EXERCISE DETAILS: Each line that holds the word "setting" counts once. Give the total number of such lines and nothing else.

PROVIDED DATA:
★ ★ ★
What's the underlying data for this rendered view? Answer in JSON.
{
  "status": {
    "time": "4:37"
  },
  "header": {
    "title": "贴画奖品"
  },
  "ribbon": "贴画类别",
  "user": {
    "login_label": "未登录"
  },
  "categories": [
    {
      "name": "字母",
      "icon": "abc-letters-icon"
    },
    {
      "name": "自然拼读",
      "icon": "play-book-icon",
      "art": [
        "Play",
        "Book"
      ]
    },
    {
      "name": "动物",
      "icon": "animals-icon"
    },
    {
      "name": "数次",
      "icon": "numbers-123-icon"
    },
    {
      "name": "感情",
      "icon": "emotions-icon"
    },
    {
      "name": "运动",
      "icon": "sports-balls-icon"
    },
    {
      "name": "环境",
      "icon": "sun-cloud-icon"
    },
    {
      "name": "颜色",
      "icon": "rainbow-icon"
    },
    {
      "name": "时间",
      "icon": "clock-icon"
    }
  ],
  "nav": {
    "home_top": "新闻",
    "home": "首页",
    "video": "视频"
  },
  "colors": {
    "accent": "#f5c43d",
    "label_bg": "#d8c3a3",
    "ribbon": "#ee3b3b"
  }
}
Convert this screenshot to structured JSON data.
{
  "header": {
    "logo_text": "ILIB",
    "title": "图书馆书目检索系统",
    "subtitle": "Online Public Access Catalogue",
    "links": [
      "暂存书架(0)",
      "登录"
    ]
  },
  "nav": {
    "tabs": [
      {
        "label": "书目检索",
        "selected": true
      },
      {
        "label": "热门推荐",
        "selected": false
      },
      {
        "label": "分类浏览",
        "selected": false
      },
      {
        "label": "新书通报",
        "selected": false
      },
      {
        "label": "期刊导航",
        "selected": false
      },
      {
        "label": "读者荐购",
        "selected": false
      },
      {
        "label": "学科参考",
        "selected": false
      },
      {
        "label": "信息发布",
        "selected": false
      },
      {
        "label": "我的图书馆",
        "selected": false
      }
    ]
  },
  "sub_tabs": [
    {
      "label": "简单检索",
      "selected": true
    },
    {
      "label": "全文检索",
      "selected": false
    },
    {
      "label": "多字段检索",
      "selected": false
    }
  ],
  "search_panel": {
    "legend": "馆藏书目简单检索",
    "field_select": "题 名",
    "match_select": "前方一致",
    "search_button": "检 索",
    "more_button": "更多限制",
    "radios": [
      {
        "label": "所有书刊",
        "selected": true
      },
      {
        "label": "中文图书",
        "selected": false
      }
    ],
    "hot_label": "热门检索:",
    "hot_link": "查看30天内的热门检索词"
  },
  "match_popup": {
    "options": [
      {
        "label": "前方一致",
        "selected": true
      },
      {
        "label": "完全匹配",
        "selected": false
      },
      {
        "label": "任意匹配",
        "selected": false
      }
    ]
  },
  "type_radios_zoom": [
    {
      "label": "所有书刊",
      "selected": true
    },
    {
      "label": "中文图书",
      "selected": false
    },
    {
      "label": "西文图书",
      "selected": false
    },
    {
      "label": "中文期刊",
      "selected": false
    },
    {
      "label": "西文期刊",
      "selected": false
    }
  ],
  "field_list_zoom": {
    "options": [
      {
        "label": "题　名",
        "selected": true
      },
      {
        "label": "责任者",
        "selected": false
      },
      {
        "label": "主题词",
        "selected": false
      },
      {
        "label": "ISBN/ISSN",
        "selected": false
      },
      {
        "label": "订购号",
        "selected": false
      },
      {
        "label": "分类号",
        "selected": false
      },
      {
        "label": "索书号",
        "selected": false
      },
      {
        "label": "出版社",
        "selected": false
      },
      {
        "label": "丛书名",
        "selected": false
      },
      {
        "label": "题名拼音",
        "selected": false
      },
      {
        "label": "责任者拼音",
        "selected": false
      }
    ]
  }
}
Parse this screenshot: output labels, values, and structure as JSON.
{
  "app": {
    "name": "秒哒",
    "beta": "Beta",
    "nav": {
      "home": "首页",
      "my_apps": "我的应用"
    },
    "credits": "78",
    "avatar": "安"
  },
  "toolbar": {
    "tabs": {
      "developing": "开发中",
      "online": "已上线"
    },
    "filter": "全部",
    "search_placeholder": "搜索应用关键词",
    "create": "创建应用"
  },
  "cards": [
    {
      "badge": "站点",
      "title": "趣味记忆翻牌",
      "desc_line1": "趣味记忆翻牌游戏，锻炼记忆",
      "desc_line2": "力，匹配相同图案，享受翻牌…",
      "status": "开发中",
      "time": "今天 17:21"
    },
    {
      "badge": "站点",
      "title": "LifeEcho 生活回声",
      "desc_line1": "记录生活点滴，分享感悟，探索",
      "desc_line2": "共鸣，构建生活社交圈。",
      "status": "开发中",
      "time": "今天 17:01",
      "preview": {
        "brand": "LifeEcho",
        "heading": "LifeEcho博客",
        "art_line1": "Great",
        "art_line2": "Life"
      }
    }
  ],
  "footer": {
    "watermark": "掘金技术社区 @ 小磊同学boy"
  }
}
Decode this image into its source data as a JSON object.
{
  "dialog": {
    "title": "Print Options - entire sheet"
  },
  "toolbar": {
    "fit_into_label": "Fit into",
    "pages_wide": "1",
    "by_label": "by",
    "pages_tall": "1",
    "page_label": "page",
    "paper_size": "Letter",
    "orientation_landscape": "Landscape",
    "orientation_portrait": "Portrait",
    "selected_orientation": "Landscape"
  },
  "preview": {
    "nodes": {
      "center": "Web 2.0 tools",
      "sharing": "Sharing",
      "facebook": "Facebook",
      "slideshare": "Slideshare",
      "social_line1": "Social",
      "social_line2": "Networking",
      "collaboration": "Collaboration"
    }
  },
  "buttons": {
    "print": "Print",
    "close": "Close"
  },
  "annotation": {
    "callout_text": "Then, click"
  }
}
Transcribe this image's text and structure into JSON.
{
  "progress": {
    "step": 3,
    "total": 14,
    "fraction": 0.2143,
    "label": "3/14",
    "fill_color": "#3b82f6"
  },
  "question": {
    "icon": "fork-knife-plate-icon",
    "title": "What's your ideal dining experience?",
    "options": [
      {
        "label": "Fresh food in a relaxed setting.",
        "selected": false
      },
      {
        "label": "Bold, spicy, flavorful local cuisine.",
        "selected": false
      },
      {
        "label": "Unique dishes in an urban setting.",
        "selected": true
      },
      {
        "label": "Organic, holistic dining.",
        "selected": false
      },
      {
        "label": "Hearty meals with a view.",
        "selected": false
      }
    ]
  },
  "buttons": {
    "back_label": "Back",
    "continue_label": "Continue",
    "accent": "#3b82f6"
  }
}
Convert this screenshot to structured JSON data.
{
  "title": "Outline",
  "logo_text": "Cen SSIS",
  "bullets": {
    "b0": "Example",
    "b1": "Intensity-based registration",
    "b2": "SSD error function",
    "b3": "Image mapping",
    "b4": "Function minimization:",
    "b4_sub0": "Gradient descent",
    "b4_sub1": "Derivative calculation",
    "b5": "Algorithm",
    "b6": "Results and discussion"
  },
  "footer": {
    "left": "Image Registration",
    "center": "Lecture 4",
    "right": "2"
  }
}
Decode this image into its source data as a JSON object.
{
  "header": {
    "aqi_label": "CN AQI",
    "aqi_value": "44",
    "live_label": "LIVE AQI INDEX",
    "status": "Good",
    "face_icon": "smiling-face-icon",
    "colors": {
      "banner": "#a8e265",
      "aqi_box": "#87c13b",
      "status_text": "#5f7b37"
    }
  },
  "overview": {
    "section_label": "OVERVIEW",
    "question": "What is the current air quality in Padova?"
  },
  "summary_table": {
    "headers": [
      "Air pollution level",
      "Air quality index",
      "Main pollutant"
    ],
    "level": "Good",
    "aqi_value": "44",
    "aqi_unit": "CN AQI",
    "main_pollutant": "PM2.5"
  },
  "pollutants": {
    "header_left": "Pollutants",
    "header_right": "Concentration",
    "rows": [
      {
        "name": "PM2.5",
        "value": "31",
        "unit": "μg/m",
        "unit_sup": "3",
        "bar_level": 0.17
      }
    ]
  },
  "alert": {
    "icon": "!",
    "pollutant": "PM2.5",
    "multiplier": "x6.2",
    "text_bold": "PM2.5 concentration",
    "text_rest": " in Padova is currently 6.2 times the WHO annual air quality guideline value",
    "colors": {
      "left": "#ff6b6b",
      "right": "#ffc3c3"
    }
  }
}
★ ★ ★
SOLUTION BELOW: 2